Set task » Determine how many lines below hold the string "this". Reply with the number alone.

Stored entries
# # #

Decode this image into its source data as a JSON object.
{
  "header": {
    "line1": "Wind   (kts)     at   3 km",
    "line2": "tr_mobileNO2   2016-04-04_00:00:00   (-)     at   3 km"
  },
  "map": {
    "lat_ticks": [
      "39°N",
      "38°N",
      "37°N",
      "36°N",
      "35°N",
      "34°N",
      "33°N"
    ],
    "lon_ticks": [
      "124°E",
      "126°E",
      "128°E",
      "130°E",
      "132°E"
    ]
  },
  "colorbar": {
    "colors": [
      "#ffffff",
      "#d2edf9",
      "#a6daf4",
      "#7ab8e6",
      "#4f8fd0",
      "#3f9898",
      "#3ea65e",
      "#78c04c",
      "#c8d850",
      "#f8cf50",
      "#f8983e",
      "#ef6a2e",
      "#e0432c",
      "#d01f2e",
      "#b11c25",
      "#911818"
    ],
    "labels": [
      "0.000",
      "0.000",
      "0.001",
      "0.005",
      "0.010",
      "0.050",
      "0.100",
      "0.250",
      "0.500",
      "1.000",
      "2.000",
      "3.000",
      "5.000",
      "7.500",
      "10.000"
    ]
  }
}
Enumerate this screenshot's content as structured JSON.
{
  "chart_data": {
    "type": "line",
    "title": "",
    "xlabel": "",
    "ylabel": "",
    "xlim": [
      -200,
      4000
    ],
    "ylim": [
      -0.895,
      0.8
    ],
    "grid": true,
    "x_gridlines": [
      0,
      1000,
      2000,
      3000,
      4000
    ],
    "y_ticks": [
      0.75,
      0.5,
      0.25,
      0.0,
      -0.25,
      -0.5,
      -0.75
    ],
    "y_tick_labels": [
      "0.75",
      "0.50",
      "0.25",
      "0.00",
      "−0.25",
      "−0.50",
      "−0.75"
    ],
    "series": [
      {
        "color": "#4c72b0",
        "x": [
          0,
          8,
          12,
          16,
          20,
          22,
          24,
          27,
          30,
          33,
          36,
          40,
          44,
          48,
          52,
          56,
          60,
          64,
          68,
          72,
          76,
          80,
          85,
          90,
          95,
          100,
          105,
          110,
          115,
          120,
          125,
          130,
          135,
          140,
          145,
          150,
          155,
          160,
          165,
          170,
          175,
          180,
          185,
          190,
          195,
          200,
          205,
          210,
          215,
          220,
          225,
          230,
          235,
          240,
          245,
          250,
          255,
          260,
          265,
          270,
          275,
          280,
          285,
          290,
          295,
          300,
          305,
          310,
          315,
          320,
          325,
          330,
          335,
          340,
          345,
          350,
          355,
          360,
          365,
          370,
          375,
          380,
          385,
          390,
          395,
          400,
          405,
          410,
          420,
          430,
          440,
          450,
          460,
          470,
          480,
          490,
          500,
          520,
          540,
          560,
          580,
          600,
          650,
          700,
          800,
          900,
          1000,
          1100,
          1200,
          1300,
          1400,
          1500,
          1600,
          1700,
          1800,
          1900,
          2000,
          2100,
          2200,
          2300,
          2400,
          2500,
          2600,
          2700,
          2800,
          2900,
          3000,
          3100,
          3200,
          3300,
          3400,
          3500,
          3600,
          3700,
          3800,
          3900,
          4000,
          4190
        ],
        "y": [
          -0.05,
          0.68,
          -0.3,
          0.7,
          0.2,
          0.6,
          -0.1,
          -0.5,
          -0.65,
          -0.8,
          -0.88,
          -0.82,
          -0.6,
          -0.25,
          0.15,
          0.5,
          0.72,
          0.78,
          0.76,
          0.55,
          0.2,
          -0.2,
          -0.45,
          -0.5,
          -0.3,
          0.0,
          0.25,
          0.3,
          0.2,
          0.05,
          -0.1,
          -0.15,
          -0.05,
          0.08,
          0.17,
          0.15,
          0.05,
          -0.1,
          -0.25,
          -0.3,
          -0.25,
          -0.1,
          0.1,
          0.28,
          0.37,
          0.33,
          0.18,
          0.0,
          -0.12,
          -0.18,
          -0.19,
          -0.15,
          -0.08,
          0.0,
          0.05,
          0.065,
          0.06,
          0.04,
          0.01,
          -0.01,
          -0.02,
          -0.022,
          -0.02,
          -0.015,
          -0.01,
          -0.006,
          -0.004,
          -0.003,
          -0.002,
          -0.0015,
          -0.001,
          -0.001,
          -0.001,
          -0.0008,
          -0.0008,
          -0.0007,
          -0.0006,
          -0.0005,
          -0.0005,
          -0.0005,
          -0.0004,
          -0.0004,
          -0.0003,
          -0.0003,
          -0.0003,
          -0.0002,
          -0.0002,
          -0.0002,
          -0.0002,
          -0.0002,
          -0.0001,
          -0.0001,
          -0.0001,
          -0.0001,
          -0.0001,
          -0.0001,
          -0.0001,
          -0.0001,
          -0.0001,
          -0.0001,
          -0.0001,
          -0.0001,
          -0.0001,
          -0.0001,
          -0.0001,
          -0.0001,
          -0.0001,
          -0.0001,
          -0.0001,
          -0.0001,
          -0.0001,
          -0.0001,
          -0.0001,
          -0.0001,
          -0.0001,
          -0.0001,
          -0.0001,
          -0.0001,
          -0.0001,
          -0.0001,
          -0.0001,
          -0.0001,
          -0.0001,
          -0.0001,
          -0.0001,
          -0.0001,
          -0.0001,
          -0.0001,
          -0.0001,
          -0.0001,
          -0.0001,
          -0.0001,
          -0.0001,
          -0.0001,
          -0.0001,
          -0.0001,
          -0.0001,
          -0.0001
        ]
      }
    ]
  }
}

# # #

Exercise result » 2